═══ Records

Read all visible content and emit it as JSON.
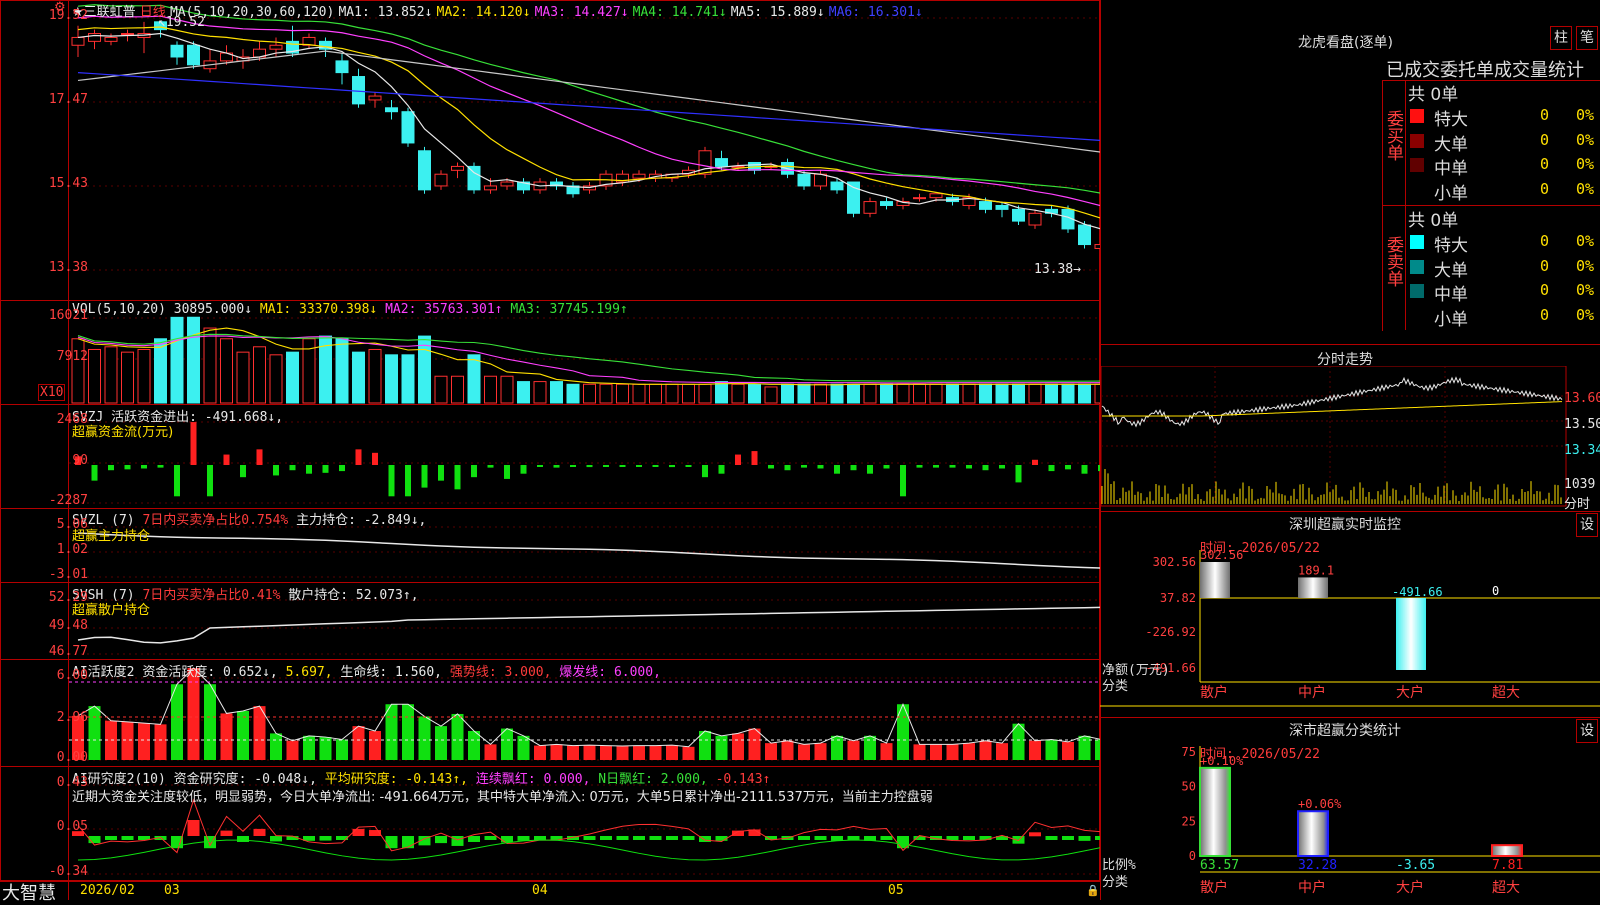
{
  "app": {
    "brand": "大智慧",
    "stock_name": "三联虹普",
    "period": "日线"
  },
  "main": {
    "ma_header": {
      "label": "MA(5,10,20,30,60,120)",
      "ma1": "MA1: 13.852↓",
      "ma2": "MA2: 14.120↓",
      "ma3": "MA3: 14.427↓",
      "ma4": "MA4: 14.741↓",
      "ma5": "MA5: 15.889↓",
      "ma6": "MA6: 16.301↓"
    },
    "y_ticks": [
      "19.52",
      "17.47",
      "15.43",
      "13.38"
    ],
    "high_label": "19.52",
    "low_label": "13.38→"
  },
  "vol": {
    "header": {
      "label": "VOL(5,10,20)",
      "value": "30895.000↓",
      "ma1": "MA1: 33370.398↓",
      "ma2": "MA2: 35763.301↑",
      "ma3": "MA3: 37745.199↑"
    },
    "y_ticks": [
      "16021",
      "7912"
    ],
    "unit": "X10"
  },
  "svzj": {
    "header": {
      "label": "SVZJ",
      "text": "活跃资金进出: -491.668↓,",
      "sub": "超赢资金流(万元)"
    },
    "y_ticks": [
      "2468",
      "90",
      "-2287"
    ]
  },
  "svzl": {
    "header": {
      "label": "SVZL (7)",
      "pct": "7日内买卖净占比0.754%",
      "text": "主力持仓: -2.849↓,",
      "sub": "超赢主力持仓"
    },
    "y_ticks": [
      "5.06",
      "1.02",
      "-3.01"
    ]
  },
  "svsh": {
    "header": {
      "label": "SVSH (7)",
      "pct": "7日内买卖净占比0.41%",
      "text": "散户持仓: 52.073↑,",
      "sub": "超赢散户持仓"
    },
    "y_ticks": [
      "52.29",
      "49.48",
      "46.77"
    ]
  },
  "ai2": {
    "header": {
      "label": "AI活跃度2",
      "t1": "资金活跃度: 0.652↓,",
      "t2": "5.697,",
      "t3": "生命线: 1.560,",
      "t4": "强势线: 3.000,",
      "t5": "爆发线: 6.000,"
    },
    "y_ticks": [
      "6.00",
      "2.96",
      "0.00"
    ]
  },
  "ai_research": {
    "header": {
      "label": "AI研究度2(10)",
      "t1": "资金研究度: -0.048↓,",
      "t2": "平均研究度: -0.143↑,",
      "t3": "连续飘红: 0.000,",
      "t4": "N日飘红: 2.000,",
      "t5": "-0.143↑"
    },
    "comment": "近期大资金关注度较低，明显弱势，今日大单净流出: -491.664万元，其中特大单净流入: 0万元，大单5日累计净出-2111.537万元，当前主力控盘弱",
    "y_ticks": [
      "0.43",
      "0.05",
      "-0.34"
    ]
  },
  "date_axis": [
    "2026/02",
    "03",
    "04",
    "05"
  ],
  "right": {
    "dragon": {
      "title": "龙虎看盘(逐单)",
      "tab1": "柱",
      "tab2": "笔",
      "subtitle": "已成交委托单成交量统计",
      "buy": {
        "side": "委买单",
        "total": "共 0单",
        "rows": [
          {
            "name": "特大",
            "count": "0",
            "pct": "0%",
            "color": "#ff1010"
          },
          {
            "name": "大单",
            "count": "0",
            "pct": "0%",
            "color": "#8a0000"
          },
          {
            "name": "中单",
            "count": "0",
            "pct": "0%",
            "color": "#600000"
          },
          {
            "name": "小单",
            "count": "0",
            "pct": "0%",
            "color": "#000000"
          }
        ]
      },
      "sell": {
        "side": "委卖单",
        "total": "共 0单",
        "rows": [
          {
            "name": "特大",
            "count": "0",
            "pct": "0%",
            "color": "#00ffff"
          },
          {
            "name": "大单",
            "count": "0",
            "pct": "0%",
            "color": "#008a8a"
          },
          {
            "name": "中单",
            "count": "0",
            "pct": "0%",
            "color": "#006a6a"
          },
          {
            "name": "小单",
            "count": "0",
            "pct": "0%",
            "color": "#000000"
          }
        ]
      }
    },
    "intraday": {
      "title": "分时走势",
      "price_ticks": [
        "13.60",
        "13.50",
        "13.34"
      ],
      "vol_tick": "1039",
      "vol_label": "分时"
    },
    "monitor": {
      "title": "深圳超赢实时监控",
      "set": "设",
      "time": "时间: 2026/05/22",
      "y_ticks": [
        "302.56",
        "37.82",
        "-226.92",
        "-491.66"
      ],
      "ylabel1": "净额(万元)",
      "ylabel2": "分类",
      "categories": [
        "散户",
        "中户",
        "大户",
        "超大"
      ],
      "values": [
        302.56,
        189.1,
        -491.66,
        0
      ],
      "value_labels": [
        "302.56",
        "189.1",
        "-491.66",
        "0"
      ]
    },
    "classify": {
      "title": "深市超赢分类统计",
      "set": "设",
      "time": "时间: 2026/05/22",
      "y_ticks": [
        "75",
        "50",
        "25",
        "0"
      ],
      "ylabel1": "比例%",
      "ylabel2": "分类",
      "categories": [
        "散户",
        "中户",
        "大户",
        "超大"
      ],
      "values": [
        63.57,
        32.28,
        -3.65,
        7.81
      ],
      "value_labels": [
        "63.57",
        "32.28",
        "-3.65",
        "7.81"
      ],
      "top_labels": [
        "+0.10%",
        "+0.06%",
        "",
        ""
      ]
    }
  },
  "chart_data": [
    {
      "type": "candlestick",
      "title": "三联虹普 日线",
      "ylim": [
        13.38,
        19.52
      ],
      "candles": [
        [
          18.9,
          19.1,
          19.4,
          18.6
        ],
        [
          19.0,
          19.2,
          19.3,
          18.8
        ],
        [
          19.0,
          19.1,
          19.2,
          18.9
        ],
        [
          19.2,
          19.2,
          19.3,
          19.0
        ],
        [
          19.1,
          19.2,
          19.5,
          18.7
        ],
        [
          19.5,
          19.3,
          19.52,
          19.1
        ],
        [
          18.9,
          18.6,
          19.0,
          18.4
        ],
        [
          18.9,
          18.4,
          19.0,
          18.3
        ],
        [
          18.3,
          18.5,
          18.8,
          18.2
        ],
        [
          18.5,
          18.7,
          18.9,
          18.4
        ],
        [
          18.5,
          18.6,
          18.8,
          18.3
        ],
        [
          18.6,
          18.8,
          19.0,
          18.5
        ],
        [
          18.8,
          18.9,
          19.1,
          18.6
        ],
        [
          19.0,
          18.7,
          19.4,
          18.6
        ],
        [
          18.9,
          19.1,
          19.2,
          18.8
        ],
        [
          19.0,
          18.8,
          19.1,
          18.6
        ],
        [
          18.5,
          18.2,
          18.7,
          17.9
        ],
        [
          18.1,
          17.4,
          18.3,
          17.3
        ],
        [
          17.5,
          17.6,
          17.7,
          17.3
        ],
        [
          17.3,
          17.2,
          17.5,
          17.0
        ],
        [
          17.2,
          16.4,
          17.3,
          16.3
        ],
        [
          16.2,
          15.2,
          16.3,
          15.1
        ],
        [
          15.3,
          15.6,
          15.7,
          15.2
        ],
        [
          15.7,
          15.8,
          15.9,
          15.5
        ],
        [
          15.8,
          15.2,
          15.9,
          15.1
        ],
        [
          15.2,
          15.3,
          15.5,
          15.1
        ],
        [
          15.3,
          15.4,
          15.5,
          15.2
        ],
        [
          15.4,
          15.2,
          15.5,
          15.1
        ],
        [
          15.2,
          15.4,
          15.5,
          15.1
        ],
        [
          15.4,
          15.3,
          15.5,
          15.2
        ],
        [
          15.3,
          15.1,
          15.4,
          15.0
        ],
        [
          15.2,
          15.3,
          15.4,
          15.1
        ],
        [
          15.3,
          15.6,
          15.7,
          15.2
        ],
        [
          15.4,
          15.6,
          15.7,
          15.3
        ],
        [
          15.5,
          15.6,
          15.7,
          15.4
        ],
        [
          15.5,
          15.6,
          15.7,
          15.4
        ],
        [
          15.5,
          15.6,
          15.6,
          15.4
        ],
        [
          15.6,
          15.7,
          15.8,
          15.5
        ],
        [
          15.6,
          16.2,
          16.3,
          15.5
        ],
        [
          16.0,
          15.8,
          16.2,
          15.7
        ],
        [
          15.8,
          15.8,
          15.9,
          15.7
        ],
        [
          15.9,
          15.7,
          15.9,
          15.6
        ],
        [
          15.8,
          15.8,
          15.9,
          15.7
        ],
        [
          15.9,
          15.6,
          16.0,
          15.5
        ],
        [
          15.6,
          15.3,
          15.7,
          15.2
        ],
        [
          15.3,
          15.6,
          15.7,
          15.2
        ],
        [
          15.4,
          15.2,
          15.5,
          15.1
        ],
        [
          15.4,
          14.6,
          15.4,
          14.5
        ],
        [
          14.6,
          14.9,
          15.0,
          14.5
        ],
        [
          14.9,
          14.8,
          15.0,
          14.7
        ],
        [
          14.8,
          14.9,
          15.0,
          14.7
        ],
        [
          15.0,
          15.0,
          15.1,
          14.9
        ],
        [
          15.0,
          15.1,
          15.1,
          14.9
        ],
        [
          15.0,
          14.9,
          15.1,
          14.8
        ],
        [
          14.8,
          15.0,
          15.1,
          14.7
        ],
        [
          14.9,
          14.7,
          15.0,
          14.6
        ],
        [
          14.8,
          14.7,
          14.9,
          14.5
        ],
        [
          14.7,
          14.4,
          14.8,
          14.3
        ],
        [
          14.3,
          14.6,
          14.7,
          14.2
        ],
        [
          14.7,
          14.6,
          14.8,
          14.5
        ],
        [
          14.7,
          14.2,
          14.8,
          14.1
        ],
        [
          14.3,
          13.8,
          14.4,
          13.7
        ],
        [
          13.7,
          13.8,
          13.9,
          13.5
        ]
      ],
      "ma_series": [
        {
          "name": "MA1"
        },
        {
          "name": "MA2"
        },
        {
          "name": "MA3"
        },
        {
          "name": "MA4"
        },
        {
          "name": "MA5"
        },
        {
          "name": "MA6"
        }
      ]
    },
    {
      "type": "bar",
      "title": "VOL(5,10,20)",
      "values": [
        12000,
        10000,
        10500,
        9500,
        10000,
        12000,
        16000,
        16021,
        14000,
        12000,
        9500,
        10500,
        9000,
        9500,
        12000,
        12500,
        12000,
        9500,
        10000,
        9000,
        9000,
        12500,
        5000,
        5000,
        9000,
        5000,
        5000,
        4000,
        4000,
        4000,
        3500,
        3500,
        3500,
        3500,
        3500,
        3500,
        3500,
        3500,
        3500,
        4000,
        3500,
        3500,
        3000,
        3500,
        3500,
        3500,
        3500,
        3500,
        3500,
        3500,
        3500,
        3500,
        3500,
        3500,
        3500,
        3500,
        3500,
        3500,
        3500,
        3500,
        3500,
        3500,
        3500
      ]
    },
    {
      "type": "bar",
      "title": "超赢资金流(万元)",
      "ylim": [
        -2287,
        2468
      ],
      "values": [
        500,
        -900,
        -300,
        -250,
        -200,
        -150,
        -1800,
        2468,
        -1800,
        600,
        -700,
        900,
        -600,
        -300,
        -500,
        -450,
        -350,
        900,
        700,
        -1800,
        -1800,
        -1300,
        -900,
        -1400,
        -700,
        -150,
        -800,
        -500,
        -100,
        -150,
        -100,
        -120,
        -100,
        -80,
        -100,
        -100,
        -120,
        -50,
        -700,
        -500,
        600,
        800,
        -200,
        -300,
        -150,
        -200,
        -500,
        -300,
        -500,
        -200,
        -1800,
        -150,
        -150,
        -150,
        -200,
        -300,
        -200,
        -1000,
        300,
        -350,
        -250,
        -500,
        -350
      ]
    }
  ]
}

══════

Instructions to follow >> Work out how many lines in the records above hold the string "color", then give only that count.

Task solution >> 8